■ Problem to solve:
Collect all lines containing the word "marker" from the data.

■ Excerpts from a figure dataset:

## BEGIN

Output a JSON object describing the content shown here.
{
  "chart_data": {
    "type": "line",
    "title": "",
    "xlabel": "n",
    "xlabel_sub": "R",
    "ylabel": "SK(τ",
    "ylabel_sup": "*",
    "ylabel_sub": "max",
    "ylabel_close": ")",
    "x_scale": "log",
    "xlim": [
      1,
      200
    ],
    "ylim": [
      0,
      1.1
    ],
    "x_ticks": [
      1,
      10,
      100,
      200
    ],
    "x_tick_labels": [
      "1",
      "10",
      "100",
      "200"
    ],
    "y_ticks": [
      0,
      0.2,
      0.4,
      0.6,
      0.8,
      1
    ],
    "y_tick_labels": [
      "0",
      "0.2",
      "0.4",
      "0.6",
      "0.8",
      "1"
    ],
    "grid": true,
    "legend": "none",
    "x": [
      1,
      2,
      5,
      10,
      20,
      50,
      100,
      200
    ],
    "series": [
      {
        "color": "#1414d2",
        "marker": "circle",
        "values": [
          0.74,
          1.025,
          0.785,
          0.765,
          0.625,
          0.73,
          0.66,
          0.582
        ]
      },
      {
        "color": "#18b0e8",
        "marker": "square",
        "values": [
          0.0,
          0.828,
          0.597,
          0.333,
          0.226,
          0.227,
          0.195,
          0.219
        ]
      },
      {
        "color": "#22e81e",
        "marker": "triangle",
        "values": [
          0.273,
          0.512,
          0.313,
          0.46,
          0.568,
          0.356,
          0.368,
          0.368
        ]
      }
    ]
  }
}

## END

■ Exercise output:
        "marker": "circle",
        "marker": "square",
        "marker": "triangle",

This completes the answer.